• _Exercise instructions_: Pull every line containing "JSON" from the entries.
------------------------------
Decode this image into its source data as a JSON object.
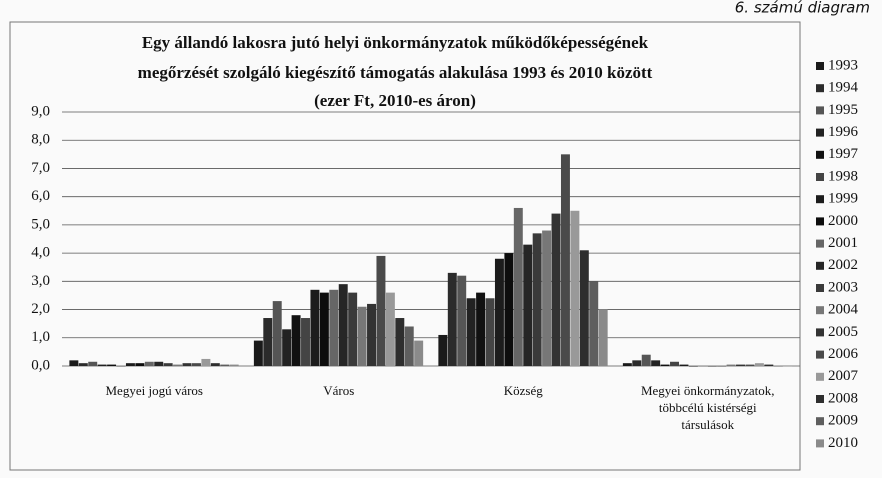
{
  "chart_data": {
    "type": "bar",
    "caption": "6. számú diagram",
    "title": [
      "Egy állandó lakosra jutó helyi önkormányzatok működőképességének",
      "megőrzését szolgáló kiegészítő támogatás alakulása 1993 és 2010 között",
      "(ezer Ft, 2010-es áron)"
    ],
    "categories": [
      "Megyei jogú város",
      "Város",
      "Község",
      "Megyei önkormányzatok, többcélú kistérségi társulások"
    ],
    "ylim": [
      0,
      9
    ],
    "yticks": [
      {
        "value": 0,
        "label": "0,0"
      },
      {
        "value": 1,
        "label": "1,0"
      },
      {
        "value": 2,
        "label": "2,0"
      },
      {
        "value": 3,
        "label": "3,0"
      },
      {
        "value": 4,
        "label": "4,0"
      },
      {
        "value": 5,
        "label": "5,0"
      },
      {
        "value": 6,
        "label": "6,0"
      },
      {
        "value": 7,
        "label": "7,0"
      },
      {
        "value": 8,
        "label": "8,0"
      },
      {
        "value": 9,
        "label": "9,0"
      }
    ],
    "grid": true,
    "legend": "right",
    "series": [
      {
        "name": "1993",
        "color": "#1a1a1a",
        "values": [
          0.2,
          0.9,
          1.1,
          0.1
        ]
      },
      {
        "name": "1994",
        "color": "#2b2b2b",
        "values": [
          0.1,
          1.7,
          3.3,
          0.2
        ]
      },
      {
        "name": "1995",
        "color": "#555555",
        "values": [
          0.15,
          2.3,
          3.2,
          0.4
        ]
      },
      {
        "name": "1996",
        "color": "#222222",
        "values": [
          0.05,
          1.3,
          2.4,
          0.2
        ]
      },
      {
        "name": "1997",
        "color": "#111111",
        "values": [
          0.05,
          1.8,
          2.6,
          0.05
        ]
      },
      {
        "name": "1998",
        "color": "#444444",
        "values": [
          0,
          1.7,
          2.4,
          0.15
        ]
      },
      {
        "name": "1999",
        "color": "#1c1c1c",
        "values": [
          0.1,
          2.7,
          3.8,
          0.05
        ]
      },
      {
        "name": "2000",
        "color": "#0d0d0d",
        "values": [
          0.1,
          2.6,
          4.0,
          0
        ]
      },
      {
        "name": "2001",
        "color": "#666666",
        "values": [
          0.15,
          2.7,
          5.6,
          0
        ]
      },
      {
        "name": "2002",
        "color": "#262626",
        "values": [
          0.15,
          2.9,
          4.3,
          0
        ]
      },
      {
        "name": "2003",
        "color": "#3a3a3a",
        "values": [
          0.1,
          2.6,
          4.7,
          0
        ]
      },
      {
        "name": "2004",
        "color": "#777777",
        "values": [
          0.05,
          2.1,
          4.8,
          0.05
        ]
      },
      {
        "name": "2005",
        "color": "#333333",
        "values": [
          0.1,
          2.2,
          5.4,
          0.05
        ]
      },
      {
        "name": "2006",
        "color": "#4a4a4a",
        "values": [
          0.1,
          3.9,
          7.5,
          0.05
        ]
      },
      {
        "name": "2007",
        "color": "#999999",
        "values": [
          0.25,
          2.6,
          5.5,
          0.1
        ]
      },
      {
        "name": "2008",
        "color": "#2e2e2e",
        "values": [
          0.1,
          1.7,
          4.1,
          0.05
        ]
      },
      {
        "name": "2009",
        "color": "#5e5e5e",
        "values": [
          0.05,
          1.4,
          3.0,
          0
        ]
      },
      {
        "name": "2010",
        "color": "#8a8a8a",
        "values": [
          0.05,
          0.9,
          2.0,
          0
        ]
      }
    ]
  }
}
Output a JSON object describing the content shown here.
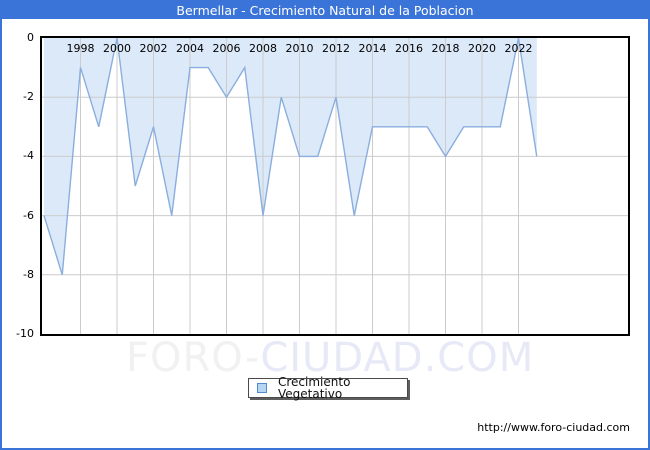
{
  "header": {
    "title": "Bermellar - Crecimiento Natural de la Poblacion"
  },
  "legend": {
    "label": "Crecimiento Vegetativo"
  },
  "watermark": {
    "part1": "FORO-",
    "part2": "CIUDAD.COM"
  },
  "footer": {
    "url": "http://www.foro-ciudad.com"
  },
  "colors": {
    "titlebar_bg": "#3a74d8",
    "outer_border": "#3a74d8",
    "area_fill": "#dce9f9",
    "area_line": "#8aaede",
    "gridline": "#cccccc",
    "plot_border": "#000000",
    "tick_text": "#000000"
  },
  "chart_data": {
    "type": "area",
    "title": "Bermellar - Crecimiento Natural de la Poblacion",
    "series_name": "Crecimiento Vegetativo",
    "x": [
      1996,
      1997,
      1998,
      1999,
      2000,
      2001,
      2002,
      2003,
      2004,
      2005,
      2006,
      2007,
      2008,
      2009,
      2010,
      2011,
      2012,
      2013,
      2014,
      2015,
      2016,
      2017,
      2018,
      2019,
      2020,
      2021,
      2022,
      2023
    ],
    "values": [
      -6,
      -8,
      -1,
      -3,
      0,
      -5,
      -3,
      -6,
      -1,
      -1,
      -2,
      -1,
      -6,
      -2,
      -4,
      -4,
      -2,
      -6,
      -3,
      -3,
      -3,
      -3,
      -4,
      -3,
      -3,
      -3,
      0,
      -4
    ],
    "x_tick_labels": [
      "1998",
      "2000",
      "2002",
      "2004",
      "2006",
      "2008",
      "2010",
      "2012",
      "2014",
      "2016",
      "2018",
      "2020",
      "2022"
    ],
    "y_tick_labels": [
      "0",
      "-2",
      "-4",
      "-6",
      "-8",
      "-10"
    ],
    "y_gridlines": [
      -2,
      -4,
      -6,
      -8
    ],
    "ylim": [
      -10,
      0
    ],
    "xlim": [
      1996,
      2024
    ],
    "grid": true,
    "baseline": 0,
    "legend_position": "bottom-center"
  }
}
------------------------------
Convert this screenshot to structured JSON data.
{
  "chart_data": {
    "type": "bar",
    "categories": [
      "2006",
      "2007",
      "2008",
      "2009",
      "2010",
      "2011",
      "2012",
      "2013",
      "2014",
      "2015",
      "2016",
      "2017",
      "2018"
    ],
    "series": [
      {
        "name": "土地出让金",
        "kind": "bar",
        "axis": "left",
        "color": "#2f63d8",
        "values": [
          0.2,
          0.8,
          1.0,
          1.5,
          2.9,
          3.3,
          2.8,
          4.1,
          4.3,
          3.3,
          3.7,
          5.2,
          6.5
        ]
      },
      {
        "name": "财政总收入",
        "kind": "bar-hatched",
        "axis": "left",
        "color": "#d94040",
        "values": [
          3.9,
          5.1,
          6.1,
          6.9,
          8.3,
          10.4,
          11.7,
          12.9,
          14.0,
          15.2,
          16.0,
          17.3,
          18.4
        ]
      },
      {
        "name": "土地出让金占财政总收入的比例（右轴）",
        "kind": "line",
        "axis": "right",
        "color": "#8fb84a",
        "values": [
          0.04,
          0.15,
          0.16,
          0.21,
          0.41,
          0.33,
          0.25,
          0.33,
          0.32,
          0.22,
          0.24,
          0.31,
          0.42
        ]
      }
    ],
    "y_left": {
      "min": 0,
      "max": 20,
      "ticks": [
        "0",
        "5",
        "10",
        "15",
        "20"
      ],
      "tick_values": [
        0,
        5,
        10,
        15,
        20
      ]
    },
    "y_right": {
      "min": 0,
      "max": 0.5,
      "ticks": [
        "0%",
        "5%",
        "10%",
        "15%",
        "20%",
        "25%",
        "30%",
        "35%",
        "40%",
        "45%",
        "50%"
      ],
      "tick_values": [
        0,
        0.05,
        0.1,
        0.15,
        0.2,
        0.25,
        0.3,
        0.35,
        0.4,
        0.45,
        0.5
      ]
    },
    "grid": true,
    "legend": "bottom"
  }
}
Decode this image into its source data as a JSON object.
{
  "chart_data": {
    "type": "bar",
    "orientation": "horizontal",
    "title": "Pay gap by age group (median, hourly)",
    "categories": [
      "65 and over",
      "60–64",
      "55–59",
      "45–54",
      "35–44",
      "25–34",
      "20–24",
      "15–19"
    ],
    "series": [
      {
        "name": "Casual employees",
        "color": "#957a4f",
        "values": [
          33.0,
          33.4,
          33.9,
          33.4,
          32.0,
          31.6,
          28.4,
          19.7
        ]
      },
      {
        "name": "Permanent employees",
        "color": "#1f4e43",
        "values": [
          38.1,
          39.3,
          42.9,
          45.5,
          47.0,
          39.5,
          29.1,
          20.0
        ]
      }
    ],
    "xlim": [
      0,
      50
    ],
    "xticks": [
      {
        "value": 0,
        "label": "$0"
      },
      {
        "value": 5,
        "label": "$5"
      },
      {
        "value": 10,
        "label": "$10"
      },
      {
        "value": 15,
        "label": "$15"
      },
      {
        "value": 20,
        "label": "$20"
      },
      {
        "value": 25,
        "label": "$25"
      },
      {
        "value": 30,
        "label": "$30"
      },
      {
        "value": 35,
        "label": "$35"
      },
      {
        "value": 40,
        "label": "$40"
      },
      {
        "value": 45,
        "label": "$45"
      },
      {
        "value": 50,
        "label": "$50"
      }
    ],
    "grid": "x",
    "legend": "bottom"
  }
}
------------------------------
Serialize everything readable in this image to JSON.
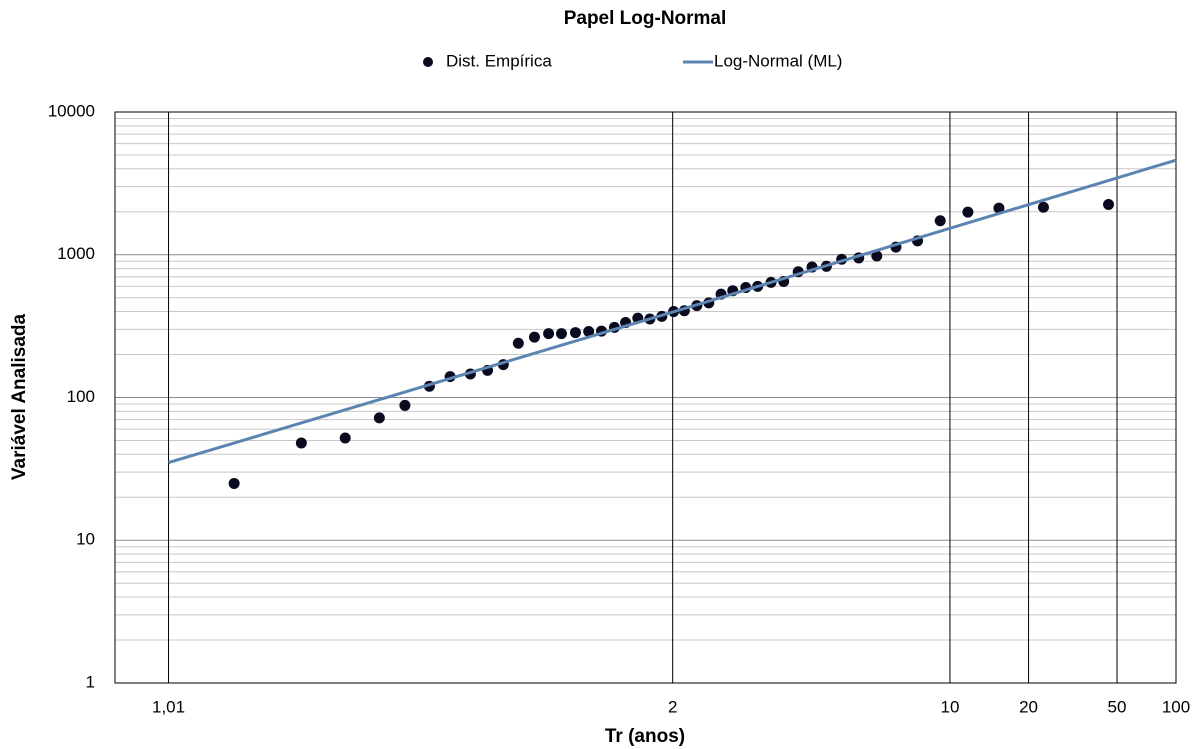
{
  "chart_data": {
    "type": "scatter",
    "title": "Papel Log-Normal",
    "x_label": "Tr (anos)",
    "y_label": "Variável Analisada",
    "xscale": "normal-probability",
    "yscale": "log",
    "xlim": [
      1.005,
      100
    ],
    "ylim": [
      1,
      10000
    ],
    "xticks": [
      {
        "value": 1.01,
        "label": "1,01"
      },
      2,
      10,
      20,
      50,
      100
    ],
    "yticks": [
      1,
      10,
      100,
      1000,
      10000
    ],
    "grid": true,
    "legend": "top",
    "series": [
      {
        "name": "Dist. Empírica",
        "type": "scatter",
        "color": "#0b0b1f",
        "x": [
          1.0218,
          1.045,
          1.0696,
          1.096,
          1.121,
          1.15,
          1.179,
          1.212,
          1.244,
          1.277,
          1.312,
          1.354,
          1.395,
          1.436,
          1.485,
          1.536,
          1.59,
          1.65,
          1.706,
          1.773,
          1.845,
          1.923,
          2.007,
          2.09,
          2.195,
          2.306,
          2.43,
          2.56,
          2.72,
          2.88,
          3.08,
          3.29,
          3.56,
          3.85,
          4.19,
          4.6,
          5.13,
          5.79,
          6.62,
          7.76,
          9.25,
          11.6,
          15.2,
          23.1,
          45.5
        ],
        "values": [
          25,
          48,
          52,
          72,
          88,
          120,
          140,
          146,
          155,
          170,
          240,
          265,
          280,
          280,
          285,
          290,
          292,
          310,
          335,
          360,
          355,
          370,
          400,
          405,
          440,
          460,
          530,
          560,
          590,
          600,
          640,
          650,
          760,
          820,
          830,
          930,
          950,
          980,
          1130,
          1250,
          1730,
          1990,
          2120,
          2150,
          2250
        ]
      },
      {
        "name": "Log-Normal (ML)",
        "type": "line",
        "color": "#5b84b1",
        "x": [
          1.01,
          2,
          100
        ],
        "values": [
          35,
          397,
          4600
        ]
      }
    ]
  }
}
------------------------------
• _The answer_:
Decode this image into its source data as a JSON object.
Output a JSON object describing the content shown here.
Convert this screenshot to structured JSON data.
Decode this image into its source data as a JSON object.
Serialize everything readable in this image to JSON.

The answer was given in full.